**OBJECTIVE:**
In the listing below, count the lines containing the string "très" and state only the number.

**THE INPUT:**
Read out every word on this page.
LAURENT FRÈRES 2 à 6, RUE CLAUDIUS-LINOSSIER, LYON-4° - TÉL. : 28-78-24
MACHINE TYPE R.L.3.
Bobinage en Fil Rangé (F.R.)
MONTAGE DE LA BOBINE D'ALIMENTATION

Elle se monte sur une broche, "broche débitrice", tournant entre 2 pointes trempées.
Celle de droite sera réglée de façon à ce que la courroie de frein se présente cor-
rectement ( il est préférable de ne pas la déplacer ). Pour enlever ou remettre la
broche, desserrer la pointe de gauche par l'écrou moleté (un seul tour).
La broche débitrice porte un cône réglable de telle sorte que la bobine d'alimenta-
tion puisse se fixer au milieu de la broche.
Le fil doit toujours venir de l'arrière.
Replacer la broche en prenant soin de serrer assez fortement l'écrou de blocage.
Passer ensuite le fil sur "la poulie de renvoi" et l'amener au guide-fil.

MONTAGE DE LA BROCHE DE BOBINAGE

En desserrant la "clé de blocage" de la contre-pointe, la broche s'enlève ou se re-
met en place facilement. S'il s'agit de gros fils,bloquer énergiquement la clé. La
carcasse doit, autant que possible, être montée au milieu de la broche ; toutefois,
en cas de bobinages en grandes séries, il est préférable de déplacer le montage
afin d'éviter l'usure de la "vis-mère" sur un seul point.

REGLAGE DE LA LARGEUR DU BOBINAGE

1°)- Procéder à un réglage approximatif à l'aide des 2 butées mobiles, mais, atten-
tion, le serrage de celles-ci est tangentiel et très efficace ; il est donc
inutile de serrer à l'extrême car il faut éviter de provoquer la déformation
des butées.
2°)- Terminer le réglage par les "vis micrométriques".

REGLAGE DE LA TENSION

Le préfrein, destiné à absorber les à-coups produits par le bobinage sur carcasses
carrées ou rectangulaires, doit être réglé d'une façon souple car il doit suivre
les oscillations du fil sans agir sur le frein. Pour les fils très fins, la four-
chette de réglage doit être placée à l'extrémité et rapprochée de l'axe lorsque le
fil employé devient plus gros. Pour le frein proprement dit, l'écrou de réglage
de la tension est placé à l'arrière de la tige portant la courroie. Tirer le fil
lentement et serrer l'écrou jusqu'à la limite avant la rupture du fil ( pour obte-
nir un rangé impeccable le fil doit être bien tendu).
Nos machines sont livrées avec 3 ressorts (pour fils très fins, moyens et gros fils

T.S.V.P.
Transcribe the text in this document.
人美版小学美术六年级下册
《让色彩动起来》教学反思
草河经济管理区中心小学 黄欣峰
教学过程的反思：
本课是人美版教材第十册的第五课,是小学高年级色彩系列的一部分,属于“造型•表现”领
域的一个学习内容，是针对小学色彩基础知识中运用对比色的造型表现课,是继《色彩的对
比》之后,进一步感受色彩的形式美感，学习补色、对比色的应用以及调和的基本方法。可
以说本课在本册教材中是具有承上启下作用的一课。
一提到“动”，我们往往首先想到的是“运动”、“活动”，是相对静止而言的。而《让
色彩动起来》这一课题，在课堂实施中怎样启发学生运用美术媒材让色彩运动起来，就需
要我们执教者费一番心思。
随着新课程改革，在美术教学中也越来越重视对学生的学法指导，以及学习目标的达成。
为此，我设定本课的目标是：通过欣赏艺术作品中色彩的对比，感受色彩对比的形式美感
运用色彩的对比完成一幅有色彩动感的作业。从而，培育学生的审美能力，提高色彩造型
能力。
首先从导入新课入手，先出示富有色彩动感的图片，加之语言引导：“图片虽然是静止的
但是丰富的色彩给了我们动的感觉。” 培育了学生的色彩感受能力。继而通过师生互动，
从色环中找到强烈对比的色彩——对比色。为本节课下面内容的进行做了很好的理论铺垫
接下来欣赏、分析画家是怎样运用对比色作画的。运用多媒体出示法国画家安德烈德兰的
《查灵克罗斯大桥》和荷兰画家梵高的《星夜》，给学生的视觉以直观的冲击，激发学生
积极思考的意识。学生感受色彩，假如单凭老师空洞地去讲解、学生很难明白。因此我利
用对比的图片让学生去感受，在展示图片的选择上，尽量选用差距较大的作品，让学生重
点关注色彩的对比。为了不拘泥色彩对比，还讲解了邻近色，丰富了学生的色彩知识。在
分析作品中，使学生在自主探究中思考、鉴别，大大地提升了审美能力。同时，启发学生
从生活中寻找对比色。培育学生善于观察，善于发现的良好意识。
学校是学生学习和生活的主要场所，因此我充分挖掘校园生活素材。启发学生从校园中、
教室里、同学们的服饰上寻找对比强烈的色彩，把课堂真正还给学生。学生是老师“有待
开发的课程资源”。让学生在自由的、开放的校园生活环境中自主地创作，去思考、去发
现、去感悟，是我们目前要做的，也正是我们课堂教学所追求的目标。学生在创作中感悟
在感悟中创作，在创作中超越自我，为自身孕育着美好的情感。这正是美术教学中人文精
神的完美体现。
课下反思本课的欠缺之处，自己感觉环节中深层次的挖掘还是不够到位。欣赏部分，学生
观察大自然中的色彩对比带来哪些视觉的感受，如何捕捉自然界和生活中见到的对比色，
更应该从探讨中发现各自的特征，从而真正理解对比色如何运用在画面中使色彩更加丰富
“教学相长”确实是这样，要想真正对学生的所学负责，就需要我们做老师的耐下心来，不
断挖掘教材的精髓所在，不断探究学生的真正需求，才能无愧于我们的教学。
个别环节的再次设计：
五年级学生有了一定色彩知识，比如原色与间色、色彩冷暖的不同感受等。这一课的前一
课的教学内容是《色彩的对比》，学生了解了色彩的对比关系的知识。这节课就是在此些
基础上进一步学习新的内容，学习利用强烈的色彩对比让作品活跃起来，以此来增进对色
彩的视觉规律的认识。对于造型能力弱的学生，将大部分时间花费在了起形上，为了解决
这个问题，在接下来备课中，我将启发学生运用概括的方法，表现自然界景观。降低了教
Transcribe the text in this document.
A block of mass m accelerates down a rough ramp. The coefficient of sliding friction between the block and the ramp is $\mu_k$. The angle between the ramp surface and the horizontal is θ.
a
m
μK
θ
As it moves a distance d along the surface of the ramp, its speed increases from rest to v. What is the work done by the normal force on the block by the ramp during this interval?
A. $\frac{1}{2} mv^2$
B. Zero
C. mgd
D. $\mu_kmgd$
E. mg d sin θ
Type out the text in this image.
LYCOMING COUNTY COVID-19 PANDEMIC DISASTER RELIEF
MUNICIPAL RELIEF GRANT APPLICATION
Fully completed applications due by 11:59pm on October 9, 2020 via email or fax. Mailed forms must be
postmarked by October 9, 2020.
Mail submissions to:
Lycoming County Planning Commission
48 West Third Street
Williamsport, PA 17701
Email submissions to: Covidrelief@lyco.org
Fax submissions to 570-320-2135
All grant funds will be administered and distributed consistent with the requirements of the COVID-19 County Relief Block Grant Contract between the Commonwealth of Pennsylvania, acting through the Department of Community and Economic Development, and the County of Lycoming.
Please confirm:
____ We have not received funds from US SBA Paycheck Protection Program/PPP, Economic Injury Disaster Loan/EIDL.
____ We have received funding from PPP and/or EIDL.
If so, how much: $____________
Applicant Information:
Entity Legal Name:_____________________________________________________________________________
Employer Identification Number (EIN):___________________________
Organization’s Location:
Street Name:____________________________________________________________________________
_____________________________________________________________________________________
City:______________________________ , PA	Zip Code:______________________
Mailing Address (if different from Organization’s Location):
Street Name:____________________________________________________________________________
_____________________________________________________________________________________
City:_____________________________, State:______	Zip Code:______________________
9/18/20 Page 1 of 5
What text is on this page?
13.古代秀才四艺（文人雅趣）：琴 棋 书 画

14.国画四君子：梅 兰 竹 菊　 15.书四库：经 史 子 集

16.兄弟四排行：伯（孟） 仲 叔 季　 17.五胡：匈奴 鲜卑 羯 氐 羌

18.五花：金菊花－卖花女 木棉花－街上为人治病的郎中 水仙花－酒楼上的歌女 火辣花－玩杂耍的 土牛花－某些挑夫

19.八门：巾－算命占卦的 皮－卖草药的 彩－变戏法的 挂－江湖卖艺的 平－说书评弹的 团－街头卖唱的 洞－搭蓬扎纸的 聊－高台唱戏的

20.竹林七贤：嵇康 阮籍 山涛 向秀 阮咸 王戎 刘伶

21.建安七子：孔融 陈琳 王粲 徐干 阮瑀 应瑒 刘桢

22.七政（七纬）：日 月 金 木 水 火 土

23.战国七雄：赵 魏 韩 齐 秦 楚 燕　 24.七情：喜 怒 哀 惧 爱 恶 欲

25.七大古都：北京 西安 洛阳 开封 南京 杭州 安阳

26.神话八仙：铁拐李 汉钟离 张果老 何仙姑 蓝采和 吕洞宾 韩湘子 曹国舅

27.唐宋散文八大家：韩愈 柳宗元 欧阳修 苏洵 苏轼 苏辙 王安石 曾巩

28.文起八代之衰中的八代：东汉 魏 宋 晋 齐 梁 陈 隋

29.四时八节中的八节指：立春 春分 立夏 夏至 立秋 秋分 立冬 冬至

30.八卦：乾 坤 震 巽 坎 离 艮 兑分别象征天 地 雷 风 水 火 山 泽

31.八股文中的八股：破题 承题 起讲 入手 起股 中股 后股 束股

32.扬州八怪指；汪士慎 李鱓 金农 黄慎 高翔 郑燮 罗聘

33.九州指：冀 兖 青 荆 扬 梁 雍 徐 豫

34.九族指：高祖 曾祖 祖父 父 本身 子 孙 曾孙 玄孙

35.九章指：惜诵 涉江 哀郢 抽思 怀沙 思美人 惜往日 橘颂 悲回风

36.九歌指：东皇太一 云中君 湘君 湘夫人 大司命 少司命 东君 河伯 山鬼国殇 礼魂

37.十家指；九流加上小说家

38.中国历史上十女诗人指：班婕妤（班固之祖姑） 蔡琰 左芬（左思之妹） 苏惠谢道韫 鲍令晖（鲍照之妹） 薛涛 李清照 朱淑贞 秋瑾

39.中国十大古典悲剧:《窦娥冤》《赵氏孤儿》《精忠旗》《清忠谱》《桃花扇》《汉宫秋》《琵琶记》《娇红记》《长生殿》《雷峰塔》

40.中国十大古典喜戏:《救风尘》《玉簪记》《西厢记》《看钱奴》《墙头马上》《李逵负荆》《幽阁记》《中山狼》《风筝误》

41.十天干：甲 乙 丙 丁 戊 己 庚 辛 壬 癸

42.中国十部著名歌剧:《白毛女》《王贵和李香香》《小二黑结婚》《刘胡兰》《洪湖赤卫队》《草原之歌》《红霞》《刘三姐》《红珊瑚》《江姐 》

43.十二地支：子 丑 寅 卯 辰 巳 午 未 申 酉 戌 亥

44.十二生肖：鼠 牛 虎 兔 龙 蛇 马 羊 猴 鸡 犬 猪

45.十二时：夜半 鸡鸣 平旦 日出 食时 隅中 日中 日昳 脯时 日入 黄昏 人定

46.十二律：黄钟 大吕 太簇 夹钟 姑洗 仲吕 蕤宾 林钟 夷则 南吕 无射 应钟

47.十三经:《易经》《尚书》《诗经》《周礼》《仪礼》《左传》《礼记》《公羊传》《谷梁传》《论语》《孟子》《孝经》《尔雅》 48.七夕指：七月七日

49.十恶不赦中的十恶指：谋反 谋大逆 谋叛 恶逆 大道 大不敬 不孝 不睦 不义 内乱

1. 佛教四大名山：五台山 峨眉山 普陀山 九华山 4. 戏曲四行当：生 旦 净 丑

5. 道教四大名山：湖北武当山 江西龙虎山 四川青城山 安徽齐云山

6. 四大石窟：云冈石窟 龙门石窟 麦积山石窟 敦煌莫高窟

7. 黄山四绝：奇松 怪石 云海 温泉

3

**OUTPUT:**
3